- _Fragment do przeczytania_
::::::::::

Wpadka posła Piotrowicza. „Nawet jeśli to fikcja, to co w tym złego?”

Wpadka posła Piotrowicza. „Nawet jeśli to fikcja, to co w tym złego?”

Stanisław Piotrowicz
Stanisław Piotrowicz Źródło:Newspix.pl / Grzegorz Krzyżewski
Stanisław Piotrowicz zaliczył sporą wpadkę. Polityk Prawa i Sprawiedliwości cytował tekst twierdząc, że jest to autentyczny dokument sprzed 200 lat. W rzeczywistości jest to fragment książki.

Poseł Stanisław Piotrowicz podczas spotkań z wyborcami chętnie przytacza fragmenty „Instrukcji Carycy Katarzyny II”. Według byłego prokuratora PRL jest to dokument historyczny, który ma ponad 200 lat, a co więcej, oddaje on idealnie realia europejskiej polityki.

Piotrowicz sugerował, że w tekście pojawiły się instrukcje wydane przez Katarzynę II, która chciała podporządkować sobie Rosję. Drodzy Państwo, czy dziś na naszych oczach nie realizuje się ta instrukcja? Należy więc zdemoralizować ich do szpiku kości. Trzeba rozłożyć ten naród od wewnątrz, zabić jego moralność. Trzeba ich skłócić tak, aby się podzieli i szarpali. Stworzymy tam nową oligarchię, która będzie okradać naród nie tylko z godności i siły głosząc przy tym, że wszystko co czyni, czyni dla dobra ojczyzny i obywateli – zacytował poseł PiS dodając, że gabinecie kanclerz Angeli Merkel wisi portret Katarzyny II.

::::::::::

- _Wyciąg z danych_
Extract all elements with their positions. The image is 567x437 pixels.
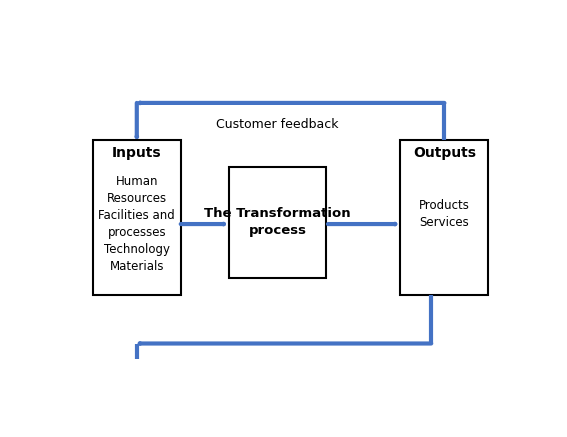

::::::::::

- _Polecenie A_
Czym w rzeczywistości jest tekst, który poseł Piotrowicz przedstawiał jako autentyczny dokument sprzed 200 lat, zgodnie z tekstem o wpadce posła Piotrowicza?
- _Polecenie B_
Przepisz z tekstu o wpadce posła Piotrowicza fragment rozpoczynający się od słów „Poseł Stanisław Piotrowicz” i biegnący aż po słowa „portret Katarzyny II.”, podstawiając w nim „lud” w miejsce „naród”.

- _Rozwiązanie A_
Fragmentem książki.

- _Rozwiązanie B_
Poseł Stanisław Piotrowicz podczas spotkań z wyborcami chętnie przytacza fragmenty „Instrukcji Carycy Katarzyny II”. Według byłego prokuratora PRL jest to dokument historyczny, który ma ponad 200 lat, a co więcej, oddaje on idealnie realia europejskiej polityki.

Piotrowicz sugerował, że w tekście pojawiły się instrukcje wydane przez Katarzynę II, która chciała podporządkować sobie Rosję. Drodzy Państwo, czy dziś na naszych oczach nie realizuje się ta instrukcja? Należy więc zdemoralizować ich do szpiku kości. Trzeba rozłożyć ten lud od wewnątrz, zabić jego moralność. Trzeba ich skłócić tak, aby się podzieli i szarpali. Stworzymy tam nową oligarchię, która będzie okradać lud nie tylko z godności i siły głosząc przy tym, że wszystko co czyni, czyni dla dobra ojczyzny i obywateli – zacytował poseł PiS dodając, że gabinecie kanclerz Angeli Merkel wisi portret Katarzyny II.